## [Work instruction]
Would you please copy all of the data exactly, skipping the images?

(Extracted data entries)
[Start of section]
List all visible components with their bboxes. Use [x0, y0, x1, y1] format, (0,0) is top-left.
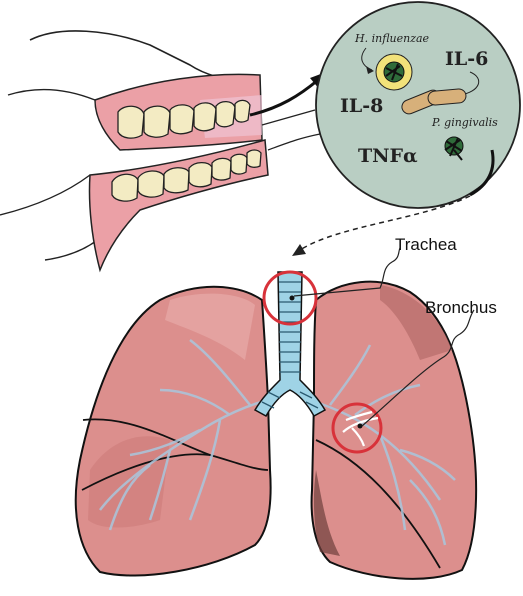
left-lung	[312, 282, 477, 579]
lungs-illustration	[76, 272, 476, 579]
label-h-influenzae: H. influenzae	[354, 32, 430, 45]
label-il8: IL-8	[340, 95, 383, 117]
label-il6: IL-6	[445, 48, 488, 70]
label-bronchus: Bronchus	[425, 298, 497, 317]
h-influenzae-bacterium	[376, 54, 412, 90]
label-tnf-alpha: TNFα	[358, 145, 418, 167]
label-trachea: Trachea	[395, 235, 457, 254]
mouth-illustration	[0, 31, 320, 270]
inflammation-circle: H. influenzae IL-6 IL-8 P. gingivalis TN…	[316, 2, 520, 208]
label-p-gingivalis: P. gingivalis	[431, 116, 498, 129]
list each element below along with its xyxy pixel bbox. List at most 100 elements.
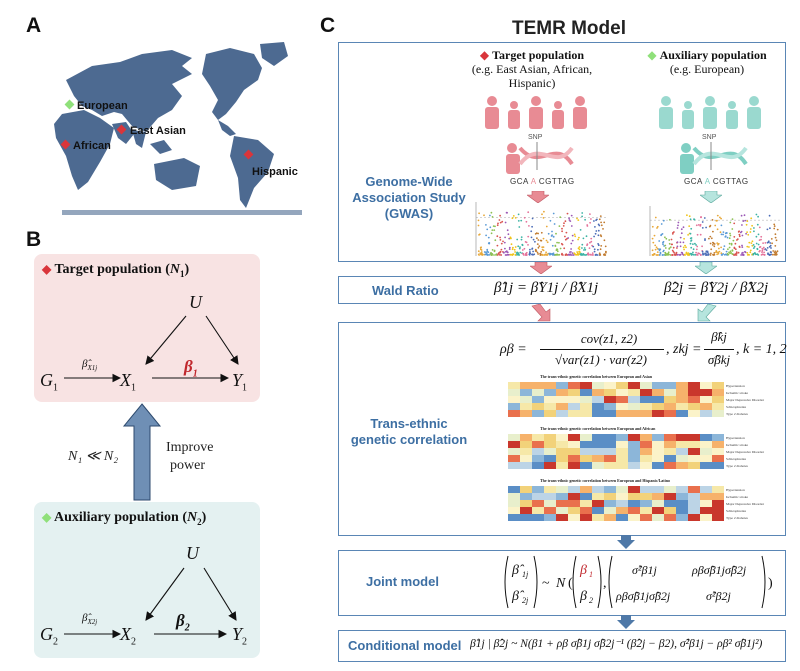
[End of section]
## [Response to the task]
List all visible components with their bboxes. Use [x0, y0, x1, y1] format, (0,0) is top-left.
left-lung	[312, 282, 477, 579]
lungs-illustration	[76, 272, 476, 579]
label-h-influenzae: H. influenzae	[354, 32, 430, 45]
label-il8: IL-8	[340, 95, 383, 117]
label-il6: IL-6	[445, 48, 488, 70]
label-bronchus: Bronchus	[425, 298, 497, 317]
h-influenzae-bacterium	[376, 54, 412, 90]
label-tnf-alpha: TNFα	[358, 145, 418, 167]
label-trachea: Trachea	[395, 235, 457, 254]
mouth-illustration	[0, 31, 320, 270]
inflammation-circle: H. influenzae IL-6 IL-8 P. gingivalis TN…	[316, 2, 520, 208]
label-p-gingivalis: P. gingivalis	[431, 116, 498, 129]
list each element below along with its xyxy pixel bbox. List at most 100 elements.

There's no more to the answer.